- WRITTEN PROBLEM 1:
Write out the span of the passage on the Outsider below that opens with "The Outsider's first" and closes with "to be unreversible.", word for word.
- WRITTEN PROBLEM 2:
Extend the passage on the Outsider below, starting right after its last sentence.

- PAGE EXTRACT:
────────────────────
The Outsider - by Colin Wilson

The Outsider's 'way of salvation', then, is plainly implied [in Steppenwolf]. His moments of insight into his direction and purpose must be grasped tightly; in these moments he must formulate laws that will enable him to move towards his goal in spite of losing sight of it.

The Outsider's problem is not new; Lawrence points out that the history of prophets of all time follow a pattern: born in a civilization, they reject its standards of well-being and retreat into the desert. When they return, it is to preach world rejection: intensity of spirit versus physical security. The Outsider's miseries are the prophet's teething pains. He retreats into his room, like a spider in a dark corner; he lives alone, wishes to avoid people. He thinks, he analyzes, he 'descends into himself'; 'Not that probably they found God dwelling there, but that in solitude they heard more certainly the living word they brought with them.' Gradually the message emerges. It need not be a positive message; why should it, when the impulse that drives to it is negative--disgust? The prophet is a man of greater spiritual integrity than his neighbours; their laxness revolts him, and he feels impelled to tell them so. In his embryonic form, as the Outsider, he does not know himself well enough to understand the driving force behind his feelings. That is why his chief concern is with thinking, not with doing.

The Outsider's first business is to know himself. 'Who am I?' We have studied examples of Outsiders who awoke to the fact that they were not what they had always supposed themselves to be when they felt something that opened up new possibilites. And the recovery of that insight depends on finding a way back to the place where it was seen. And thought alone is no use, because it is thought that has been bound hand-and-foot by habit, laziness, ways of 'seeing oneself', etc. Action is necessary. A man can change his mental habits by changing his way of life; sometimes one act alone can completely change the whole mental outlook. The main thing is that a man should feel an act of Will to be unreversible.

If you are living a very ordinary life at low pressure, you can safely regard the Outsider as a crank who does not deserve serious consideration. But if you are interested in man in extreme states, or in man abnormally preoccupied by questions about the nature of life, then whatever answer the Outsider may propound should be worth your respectful attention. The Outsider is interested in high speeds and great pressures; he prefers to consider the man who sets out to be very good or very wicked rather than the good citizen who advocates moderation in all things.
────────────────────
- MATERIAL:
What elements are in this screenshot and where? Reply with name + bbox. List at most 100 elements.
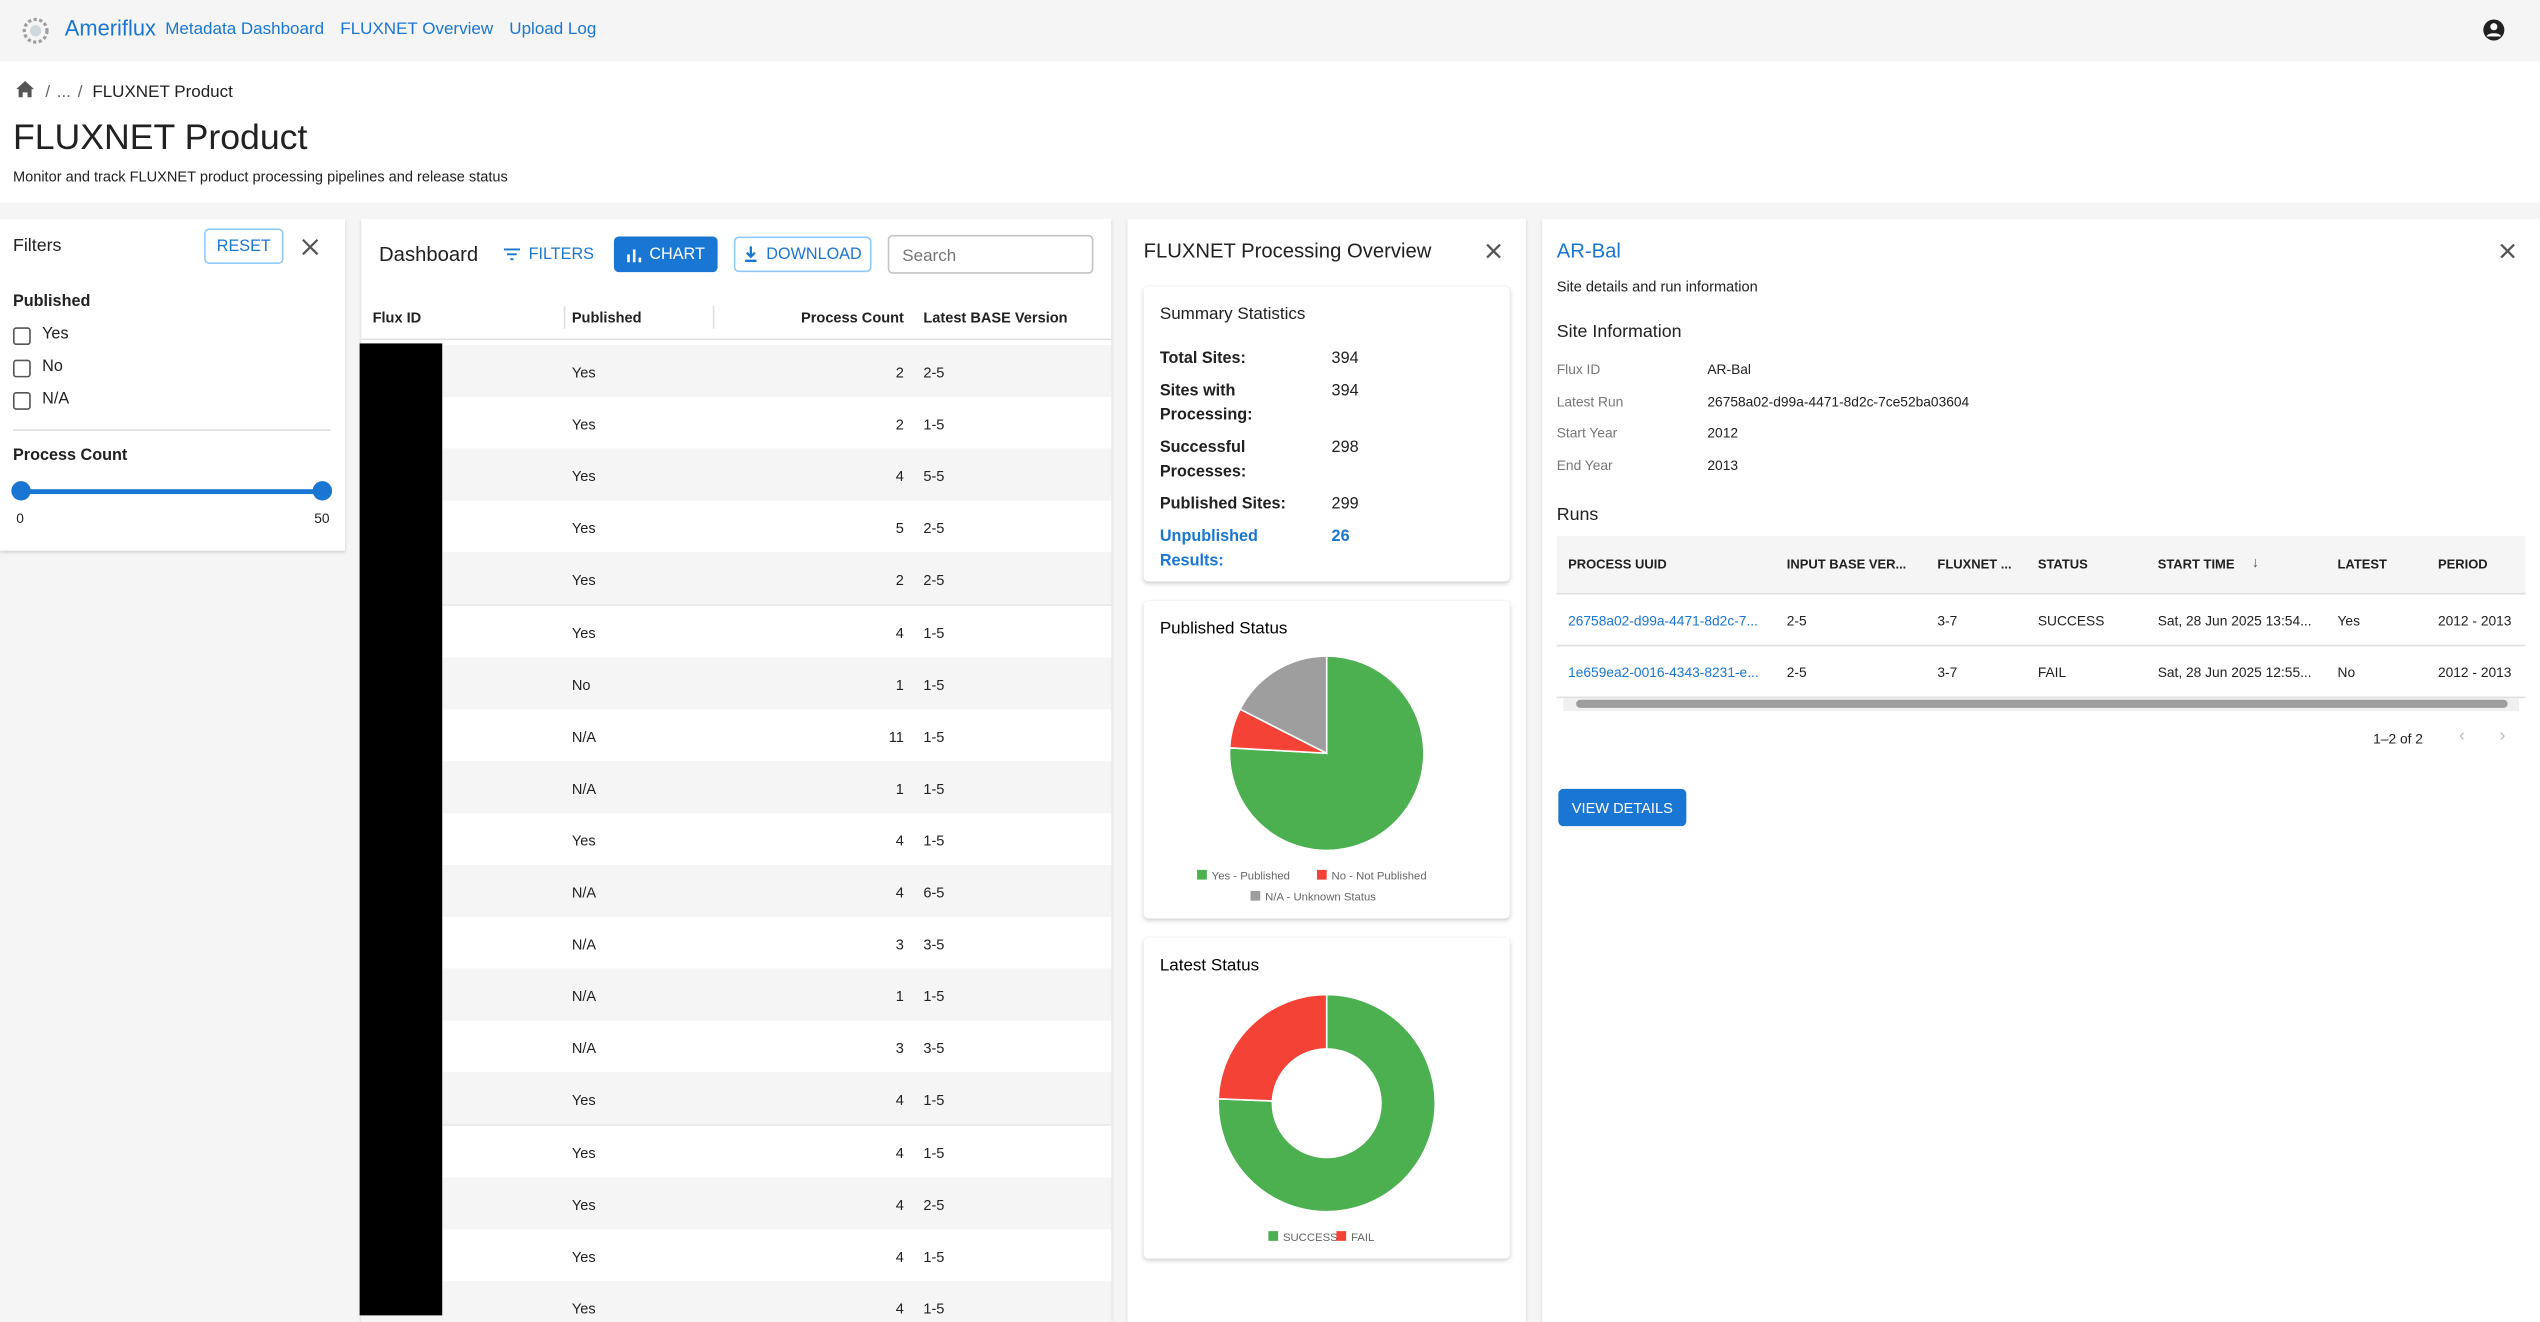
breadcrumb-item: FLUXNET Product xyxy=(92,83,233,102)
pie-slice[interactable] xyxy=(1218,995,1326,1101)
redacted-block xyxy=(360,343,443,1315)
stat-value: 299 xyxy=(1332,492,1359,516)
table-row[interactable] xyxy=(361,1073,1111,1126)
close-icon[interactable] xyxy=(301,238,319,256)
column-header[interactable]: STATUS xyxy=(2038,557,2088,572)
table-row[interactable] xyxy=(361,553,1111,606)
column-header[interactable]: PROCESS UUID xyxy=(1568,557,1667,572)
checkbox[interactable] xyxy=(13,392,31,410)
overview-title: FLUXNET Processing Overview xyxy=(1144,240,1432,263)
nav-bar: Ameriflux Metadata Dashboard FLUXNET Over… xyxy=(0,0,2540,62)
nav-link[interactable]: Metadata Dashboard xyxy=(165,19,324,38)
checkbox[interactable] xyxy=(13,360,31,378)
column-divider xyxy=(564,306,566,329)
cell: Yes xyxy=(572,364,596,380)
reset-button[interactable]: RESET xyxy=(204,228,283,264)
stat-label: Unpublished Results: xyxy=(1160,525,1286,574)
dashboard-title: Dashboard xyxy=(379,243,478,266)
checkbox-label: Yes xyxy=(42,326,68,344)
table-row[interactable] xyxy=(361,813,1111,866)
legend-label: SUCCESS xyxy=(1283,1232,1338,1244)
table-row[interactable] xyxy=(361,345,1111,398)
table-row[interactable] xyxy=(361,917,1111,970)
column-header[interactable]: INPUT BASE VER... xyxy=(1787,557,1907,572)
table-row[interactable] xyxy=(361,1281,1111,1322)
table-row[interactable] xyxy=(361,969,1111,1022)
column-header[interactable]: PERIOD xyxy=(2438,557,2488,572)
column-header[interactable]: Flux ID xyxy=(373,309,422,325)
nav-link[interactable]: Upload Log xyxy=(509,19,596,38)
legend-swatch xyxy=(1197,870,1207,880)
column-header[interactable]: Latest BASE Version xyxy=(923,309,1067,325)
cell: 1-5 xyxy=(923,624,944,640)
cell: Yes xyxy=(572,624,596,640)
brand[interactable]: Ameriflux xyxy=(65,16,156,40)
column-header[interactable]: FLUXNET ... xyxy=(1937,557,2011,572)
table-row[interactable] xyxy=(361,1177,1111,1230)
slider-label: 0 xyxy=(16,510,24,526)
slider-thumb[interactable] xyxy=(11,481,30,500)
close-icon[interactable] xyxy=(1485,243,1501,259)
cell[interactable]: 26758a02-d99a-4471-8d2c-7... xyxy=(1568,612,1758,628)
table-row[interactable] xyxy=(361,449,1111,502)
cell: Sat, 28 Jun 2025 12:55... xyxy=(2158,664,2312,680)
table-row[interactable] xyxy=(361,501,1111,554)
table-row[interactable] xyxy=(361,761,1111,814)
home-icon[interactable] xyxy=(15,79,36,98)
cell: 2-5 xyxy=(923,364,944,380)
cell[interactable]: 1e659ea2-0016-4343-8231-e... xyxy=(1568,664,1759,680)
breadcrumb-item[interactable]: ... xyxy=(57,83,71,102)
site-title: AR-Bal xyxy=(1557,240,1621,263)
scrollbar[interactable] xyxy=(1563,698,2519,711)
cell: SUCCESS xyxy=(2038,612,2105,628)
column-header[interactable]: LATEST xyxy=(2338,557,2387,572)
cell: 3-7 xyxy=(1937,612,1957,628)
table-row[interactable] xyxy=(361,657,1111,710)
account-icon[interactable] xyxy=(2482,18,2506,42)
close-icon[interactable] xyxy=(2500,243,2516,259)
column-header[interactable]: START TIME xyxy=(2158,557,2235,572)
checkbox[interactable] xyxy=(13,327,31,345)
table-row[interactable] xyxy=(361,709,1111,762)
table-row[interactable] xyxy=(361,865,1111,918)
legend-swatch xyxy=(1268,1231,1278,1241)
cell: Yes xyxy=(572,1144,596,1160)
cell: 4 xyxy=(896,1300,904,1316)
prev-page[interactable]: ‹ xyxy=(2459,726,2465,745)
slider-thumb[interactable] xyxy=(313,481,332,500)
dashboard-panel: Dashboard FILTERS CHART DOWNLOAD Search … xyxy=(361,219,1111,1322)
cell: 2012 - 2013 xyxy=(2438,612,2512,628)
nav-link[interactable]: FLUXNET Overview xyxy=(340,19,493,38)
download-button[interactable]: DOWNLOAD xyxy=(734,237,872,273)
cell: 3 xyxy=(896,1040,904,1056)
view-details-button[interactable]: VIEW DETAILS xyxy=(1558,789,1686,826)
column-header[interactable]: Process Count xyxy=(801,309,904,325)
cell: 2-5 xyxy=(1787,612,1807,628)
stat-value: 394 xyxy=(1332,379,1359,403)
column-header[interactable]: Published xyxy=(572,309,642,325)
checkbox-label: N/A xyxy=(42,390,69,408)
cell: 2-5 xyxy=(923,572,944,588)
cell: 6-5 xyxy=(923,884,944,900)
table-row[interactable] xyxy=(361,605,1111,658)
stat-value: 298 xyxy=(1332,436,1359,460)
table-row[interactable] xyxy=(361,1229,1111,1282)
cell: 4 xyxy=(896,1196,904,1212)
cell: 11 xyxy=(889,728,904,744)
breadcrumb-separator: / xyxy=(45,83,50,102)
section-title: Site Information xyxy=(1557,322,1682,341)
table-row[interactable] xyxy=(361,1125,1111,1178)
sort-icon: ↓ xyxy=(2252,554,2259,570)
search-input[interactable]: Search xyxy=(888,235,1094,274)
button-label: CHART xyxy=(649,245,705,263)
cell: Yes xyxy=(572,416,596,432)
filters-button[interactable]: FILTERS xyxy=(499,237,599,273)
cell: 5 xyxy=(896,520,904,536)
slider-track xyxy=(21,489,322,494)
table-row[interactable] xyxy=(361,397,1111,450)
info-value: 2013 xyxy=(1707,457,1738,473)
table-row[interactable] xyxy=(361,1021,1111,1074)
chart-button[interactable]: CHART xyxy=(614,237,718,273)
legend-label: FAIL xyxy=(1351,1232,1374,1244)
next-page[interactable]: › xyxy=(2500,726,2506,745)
────────────────────
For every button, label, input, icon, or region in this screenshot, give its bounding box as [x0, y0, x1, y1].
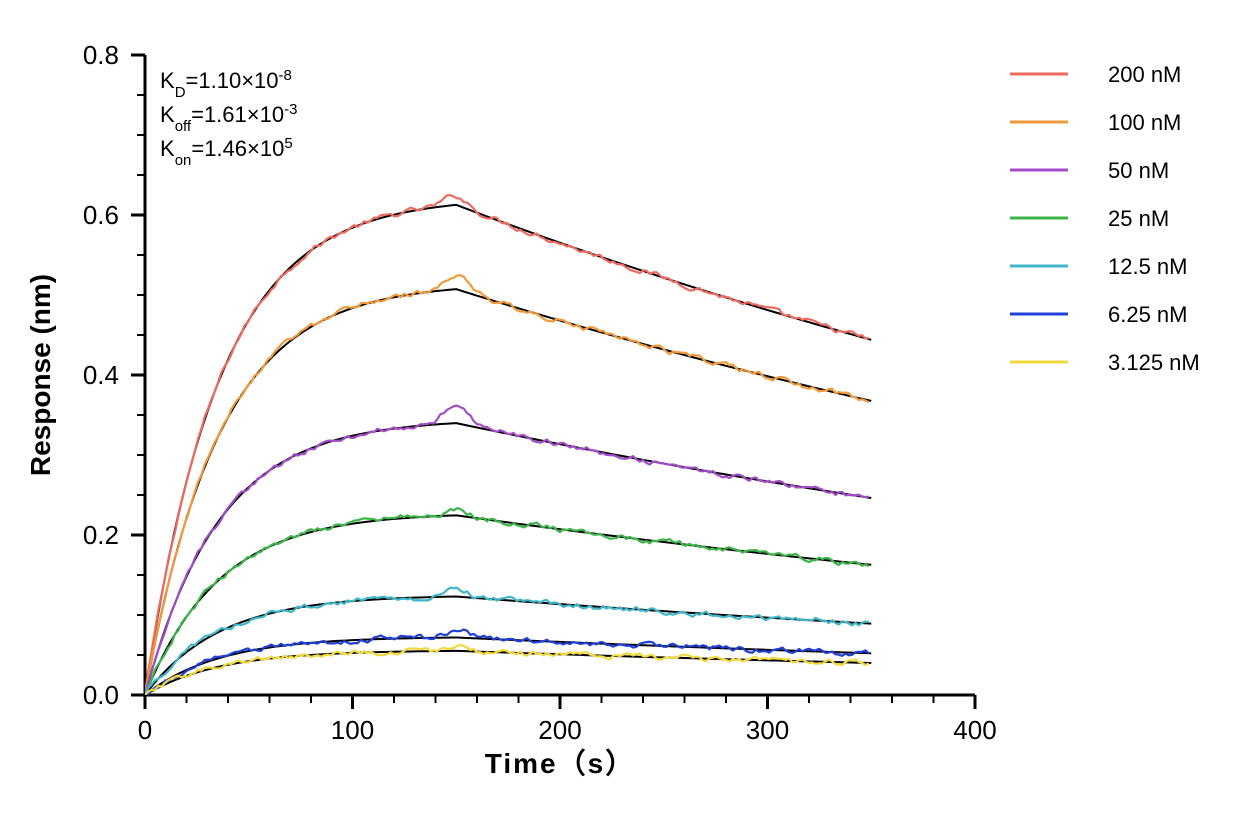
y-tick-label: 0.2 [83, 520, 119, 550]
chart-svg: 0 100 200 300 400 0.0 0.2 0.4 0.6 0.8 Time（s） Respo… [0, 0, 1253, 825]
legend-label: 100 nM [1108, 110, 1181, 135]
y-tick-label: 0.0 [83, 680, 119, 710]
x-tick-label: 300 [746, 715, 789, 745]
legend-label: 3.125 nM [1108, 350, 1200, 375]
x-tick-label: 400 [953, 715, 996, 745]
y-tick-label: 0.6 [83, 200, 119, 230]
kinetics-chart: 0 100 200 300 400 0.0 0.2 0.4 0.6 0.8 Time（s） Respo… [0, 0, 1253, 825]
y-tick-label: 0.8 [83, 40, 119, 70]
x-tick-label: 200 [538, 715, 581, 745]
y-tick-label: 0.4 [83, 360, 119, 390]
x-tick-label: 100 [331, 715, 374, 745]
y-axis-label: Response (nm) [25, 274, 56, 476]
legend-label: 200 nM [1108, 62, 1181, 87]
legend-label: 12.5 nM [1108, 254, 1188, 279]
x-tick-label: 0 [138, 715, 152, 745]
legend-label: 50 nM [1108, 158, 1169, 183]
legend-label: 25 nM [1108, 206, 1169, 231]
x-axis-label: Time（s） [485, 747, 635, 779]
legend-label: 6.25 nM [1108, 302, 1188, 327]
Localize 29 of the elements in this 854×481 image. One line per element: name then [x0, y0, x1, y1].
────────────────────
- FINAL ANSWER 1:
The Outsider's first business is to know himself. 'Who am I?' We have studied examples of Outsiders who awoke to the fact that they were not what they had always supposed themselves to be when they felt something that opened up new possibilites. And the recovery of that insight depends on finding a way back to the place where it was seen. And thought alone is no use, because it is thought that has been bound hand-and-foot by habit, laziness, ways of 'seeing oneself', etc. Action is necessary. A man can change his mental habits by changing his way of life; sometimes one act alone can completely change the whole mental outlook. The main thing is that a man should feel an act of Will to be unreversible.

- FINAL ANSWER 2:
Man is not merely intellect and emotions; he is body too. This is easiest of all to forget. The life of the Outsider pivots around his intellect and emotions, and as often as not, he retreats into a cork-lined room as did Proust and forgets he has a body. It was Hemingway's main achievement to restore the sense of the body into literature. In Hemingway, especially in the early volumes, there is a sense of physical freshness, a direct, intense experience of natural things that makes the 'troubles and perplexities of intellect' seem nonsense.

Let us summarize our conclusions briefly:

  • The Outsider wants to cease to be an Outsider.
  • He wants to be 'balanced'.
  • He would like to achieve a vividness of sense-perception (Lawrence, Van Gogh, Hemingway)
  • He would also like to understand the human soul and its workings (Barbusse and Mitya Karamazov).
  • He would like to escape triviality forever, and be 'possessed' by a Will to power, to more life.
  • Above all, he would like to know how to express himself, because that is the means by which he can get to know himself and his unknown possibilities. Every Outsider tragedy we have studied so far has been a tragedy of self-expression.

We have, to guide us, two discoveries about the Outsider's 'way':

  1. That his salvation 'lies in extremes'.

  2. That the idea of a way out often comes in 'visions', moments of intensity, etc.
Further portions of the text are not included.